- _WORK TO COMPLETE_
Scan the records for the string "JSON"; copy each line where it occurs.

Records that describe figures
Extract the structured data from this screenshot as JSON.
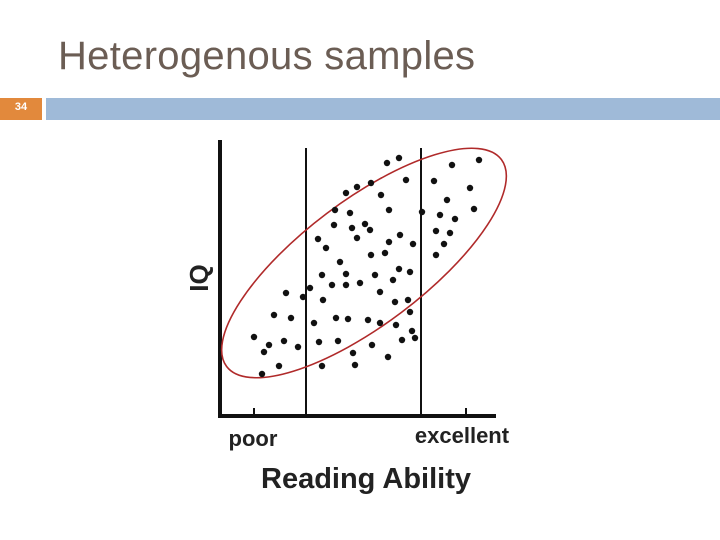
{
  "slide": {
    "title": "Heterogenous samples",
    "number": "34",
    "accent_color": "#e2893c",
    "bar_color": "#9fbad8",
    "title_color": "#6b5d54"
  },
  "diagram": {
    "y_label": "IQ",
    "x_label": "Reading Ability",
    "x_tick_low": "poor",
    "x_tick_high": "excellent",
    "ellipse_color": "#b02a2a"
  }
}
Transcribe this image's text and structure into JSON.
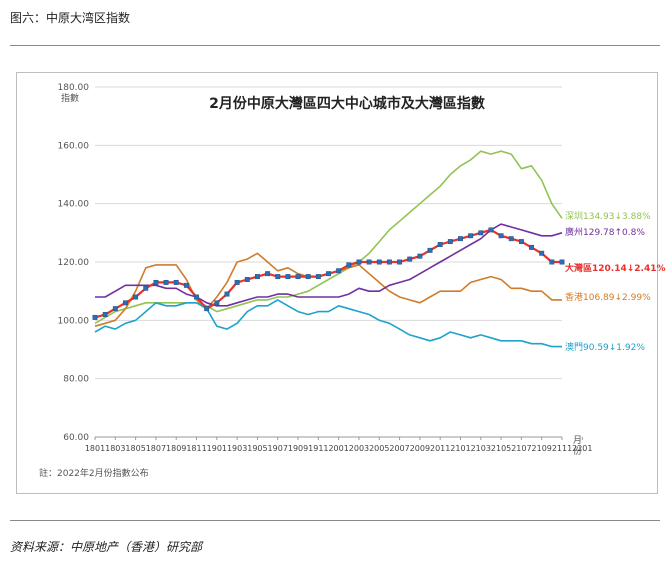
{
  "figure_caption": "图六：中原大湾区指数",
  "source_note": "资料来源：中原地产（香港）研究部",
  "chart_data": {
    "type": "line",
    "title": "2月份中原大灣區四大中心城市及大灣區指數",
    "ylabel": "指數",
    "xlabel": "月份",
    "footnote": "註：2022年2月份指數公布",
    "ylim": [
      60,
      180
    ],
    "yticks": [
      "60.00",
      "80.00",
      "100.00",
      "120.00",
      "140.00",
      "160.00",
      "180.00"
    ],
    "x_ticklabels": [
      "1801",
      "1803",
      "1805",
      "1807",
      "1809",
      "1811",
      "1901",
      "1903",
      "1905",
      "1907",
      "1909",
      "1911",
      "2001",
      "2003",
      "2005",
      "2007",
      "2009",
      "2011",
      "2101",
      "2103",
      "2105",
      "2107",
      "2109",
      "2111",
      "2201"
    ],
    "grid": true,
    "series": [
      {
        "name": "深圳",
        "color": "#92c353",
        "label": "深圳134.93↓3.88%",
        "values": [
          99,
          101,
          103,
          104,
          105,
          106,
          106,
          106,
          106,
          106,
          106,
          105,
          103,
          104,
          105,
          106,
          107,
          107,
          108,
          108,
          109,
          110,
          112,
          114,
          116,
          118,
          120,
          123,
          127,
          131,
          134,
          137,
          140,
          143,
          146,
          150,
          153,
          155,
          158,
          157,
          158,
          157,
          152,
          153,
          148,
          140,
          135
        ]
      },
      {
        "name": "廣州",
        "color": "#7030a0",
        "label": "廣州129.78↑0.8%",
        "values": [
          108,
          108,
          110,
          112,
          112,
          112,
          112,
          111,
          111,
          109,
          108,
          106,
          105,
          105,
          106,
          107,
          108,
          108,
          109,
          109,
          108,
          108,
          108,
          108,
          108,
          109,
          111,
          110,
          110,
          112,
          113,
          114,
          116,
          118,
          120,
          122,
          124,
          126,
          128,
          131,
          133,
          132,
          131,
          130,
          129,
          129,
          130
        ]
      },
      {
        "name": "大灣區",
        "color": "#e8322c",
        "label": "大灣區120.14↓2.41%",
        "values": [
          101,
          102,
          104,
          106,
          108,
          111,
          113,
          113,
          113,
          112,
          108,
          104,
          106,
          109,
          113,
          114,
          115,
          116,
          115,
          115,
          115,
          115,
          115,
          116,
          117,
          119,
          120,
          120,
          120,
          120,
          120,
          121,
          122,
          124,
          126,
          127,
          128,
          129,
          130,
          131,
          129,
          128,
          127,
          125,
          123,
          120,
          120
        ]
      },
      {
        "name": "香港",
        "color": "#d27b2a",
        "label": "香港106.89↓2.99%",
        "values": [
          98,
          99,
          100,
          104,
          110,
          118,
          119,
          119,
          119,
          114,
          107,
          104,
          108,
          113,
          120,
          121,
          123,
          120,
          117,
          118,
          116,
          115,
          115,
          116,
          117,
          118,
          119,
          116,
          113,
          110,
          108,
          107,
          106,
          108,
          110,
          110,
          110,
          113,
          114,
          115,
          114,
          111,
          111,
          110,
          110,
          107,
          107
        ]
      },
      {
        "name": "澳門",
        "color": "#1fa2cc",
        "label": "澳門90.59↓1.92%",
        "values": [
          96,
          98,
          97,
          99,
          100,
          103,
          106,
          105,
          105,
          106,
          106,
          104,
          98,
          97,
          99,
          103,
          105,
          105,
          107,
          105,
          103,
          102,
          103,
          103,
          105,
          104,
          103,
          102,
          100,
          99,
          97,
          95,
          94,
          93,
          94,
          96,
          95,
          94,
          95,
          94,
          93,
          93,
          93,
          92,
          92,
          91,
          91
        ]
      }
    ]
  }
}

- _CORRECT OUTPUT_
Extract the structured data from this screenshot as JSON.
Transcribe this image's text and structure into JSON.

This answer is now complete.